● **STATED EXERCISE**:
Retype the material that follows, keeping every word as it is.

● **PROVIDED ENTRIES**:
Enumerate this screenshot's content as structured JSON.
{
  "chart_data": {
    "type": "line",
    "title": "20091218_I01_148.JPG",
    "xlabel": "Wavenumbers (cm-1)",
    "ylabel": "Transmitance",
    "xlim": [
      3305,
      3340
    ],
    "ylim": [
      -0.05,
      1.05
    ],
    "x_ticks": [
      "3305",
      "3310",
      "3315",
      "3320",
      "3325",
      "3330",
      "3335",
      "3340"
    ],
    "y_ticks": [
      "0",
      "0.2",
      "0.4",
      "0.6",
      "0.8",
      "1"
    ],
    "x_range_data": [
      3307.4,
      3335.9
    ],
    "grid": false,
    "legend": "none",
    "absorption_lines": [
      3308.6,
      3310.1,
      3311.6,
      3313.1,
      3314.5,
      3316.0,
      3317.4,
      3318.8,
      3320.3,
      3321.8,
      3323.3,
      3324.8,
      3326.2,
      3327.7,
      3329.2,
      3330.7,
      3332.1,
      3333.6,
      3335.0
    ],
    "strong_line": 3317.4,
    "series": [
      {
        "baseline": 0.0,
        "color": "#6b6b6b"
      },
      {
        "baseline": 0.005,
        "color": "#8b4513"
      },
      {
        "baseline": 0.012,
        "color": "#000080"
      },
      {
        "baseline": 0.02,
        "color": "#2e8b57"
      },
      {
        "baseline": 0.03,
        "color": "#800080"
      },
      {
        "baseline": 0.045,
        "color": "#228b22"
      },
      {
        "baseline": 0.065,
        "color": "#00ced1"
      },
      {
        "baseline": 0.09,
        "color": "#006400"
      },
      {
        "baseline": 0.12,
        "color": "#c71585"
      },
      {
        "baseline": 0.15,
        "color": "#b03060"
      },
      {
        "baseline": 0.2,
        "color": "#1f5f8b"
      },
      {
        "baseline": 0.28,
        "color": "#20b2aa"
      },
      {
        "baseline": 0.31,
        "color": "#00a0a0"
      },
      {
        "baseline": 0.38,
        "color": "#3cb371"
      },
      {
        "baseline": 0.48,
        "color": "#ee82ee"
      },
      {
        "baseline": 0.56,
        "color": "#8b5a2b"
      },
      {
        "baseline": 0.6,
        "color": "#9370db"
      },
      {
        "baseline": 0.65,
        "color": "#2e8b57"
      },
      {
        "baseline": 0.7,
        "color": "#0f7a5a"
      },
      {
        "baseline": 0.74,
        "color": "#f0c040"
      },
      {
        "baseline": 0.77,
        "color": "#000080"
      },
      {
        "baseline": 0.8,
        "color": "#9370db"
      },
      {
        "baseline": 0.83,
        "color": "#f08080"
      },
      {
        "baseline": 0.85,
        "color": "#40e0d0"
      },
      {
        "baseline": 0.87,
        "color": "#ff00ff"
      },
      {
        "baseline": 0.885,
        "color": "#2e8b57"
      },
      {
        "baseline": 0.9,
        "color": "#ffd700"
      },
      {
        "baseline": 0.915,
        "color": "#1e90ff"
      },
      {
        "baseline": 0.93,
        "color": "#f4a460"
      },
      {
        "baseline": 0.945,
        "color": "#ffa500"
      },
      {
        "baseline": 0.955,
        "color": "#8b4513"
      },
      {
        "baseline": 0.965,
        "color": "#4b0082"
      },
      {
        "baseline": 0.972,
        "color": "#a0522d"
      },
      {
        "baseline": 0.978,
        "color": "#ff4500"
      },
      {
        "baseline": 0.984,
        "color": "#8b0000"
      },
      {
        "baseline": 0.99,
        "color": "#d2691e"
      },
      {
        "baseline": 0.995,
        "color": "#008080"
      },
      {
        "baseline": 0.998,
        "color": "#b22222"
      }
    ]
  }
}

● **RESULT**:
Enumerate this screenshot's content as structured JSON.
{
  "chart_data": {
    "type": "line",
    "title": "20091218_I01_148.JPG",
    "xlabel": "Wavenumbers (cm-1)",
    "ylabel": "Transmitance",
    "xlim": [
      3305,
      3340
    ],
    "ylim": [
      -0.05,
      1.05
    ],
    "x_ticks": [
      "3305",
      "3310",
      "3315",
      "3320",
      "3325",
      "3330",
      "3335",
      "3340"
    ],
    "y_ticks": [
      "0",
      "0.2",
      "0.4",
      "0.6",
      "0.8",
      "1"
    ],
    "x_range_data": [
      3307.4,
      3335.9
    ],
    "grid": false,
    "legend": "none",
    "absorption_lines": [
      3308.6,
      3310.1,
      3311.6,
      3313.1,
      3314.5,
      3316.0,
      3317.4,
      3318.8,
      3320.3,
      3321.8,
      3323.3,
      3324.8,
      3326.2,
      3327.7,
      3329.2,
      3330.7,
      3332.1,
      3333.6,
      3335.0
    ],
    "strong_line": 3317.4,
    "series": [
      {
        "baseline": 0.0,
        "color": "#6b6b6b"
      },
      {
        "baseline": 0.005,
        "color": "#8b4513"
      },
      {
        "baseline": 0.012,
        "color": "#000080"
      },
      {
        "baseline": 0.02,
        "color": "#2e8b57"
      },
      {
        "baseline": 0.03,
        "color": "#800080"
      },
      {
        "baseline": 0.045,
        "color": "#228b22"
      },
      {
        "baseline": 0.065,
        "color": "#00ced1"
      },
      {
        "baseline": 0.09,
        "color": "#006400"
      },
      {
        "baseline": 0.12,
        "color": "#c71585"
      },
      {
        "baseline": 0.15,
        "color": "#b03060"
      },
      {
        "baseline": 0.2,
        "color": "#1f5f8b"
      },
      {
        "baseline": 0.28,
        "color": "#20b2aa"
      },
      {
        "baseline": 0.31,
        "color": "#00a0a0"
      },
      {
        "baseline": 0.38,
        "color": "#3cb371"
      },
      {
        "baseline": 0.48,
        "color": "#ee82ee"
      },
      {
        "baseline": 0.56,
        "color": "#8b5a2b"
      },
      {
        "baseline": 0.6,
        "color": "#9370db"
      },
      {
        "baseline": 0.65,
        "color": "#2e8b57"
      },
      {
        "baseline": 0.7,
        "color": "#0f7a5a"
      },
      {
        "baseline": 0.74,
        "color": "#f0c040"
      },
      {
        "baseline": 0.77,
        "color": "#000080"
      },
      {
        "baseline": 0.8,
        "color": "#9370db"
      },
      {
        "baseline": 0.83,
        "color": "#f08080"
      },
      {
        "baseline": 0.85,
        "color": "#40e0d0"
      },
      {
        "baseline": 0.87,
        "color": "#ff00ff"
      },
      {
        "baseline": 0.885,
        "color": "#2e8b57"
      },
      {
        "baseline": 0.9,
        "color": "#ffd700"
      },
      {
        "baseline": 0.915,
        "color": "#1e90ff"
      },
      {
        "baseline": 0.93,
        "color": "#f4a460"
      },
      {
        "baseline": 0.945,
        "color": "#ffa500"
      },
      {
        "baseline": 0.955,
        "color": "#8b4513"
      },
      {
        "baseline": 0.965,
        "color": "#4b0082"
      },
      {
        "baseline": 0.972,
        "color": "#a0522d"
      },
      {
        "baseline": 0.978,
        "color": "#ff4500"
      },
      {
        "baseline": 0.984,
        "color": "#8b0000"
      },
      {
        "baseline": 0.99,
        "color": "#d2691e"
      },
      {
        "baseline": 0.995,
        "color": "#008080"
      },
      {
        "baseline": 0.998,
        "color": "#b22222"
      }
    ]
  }
}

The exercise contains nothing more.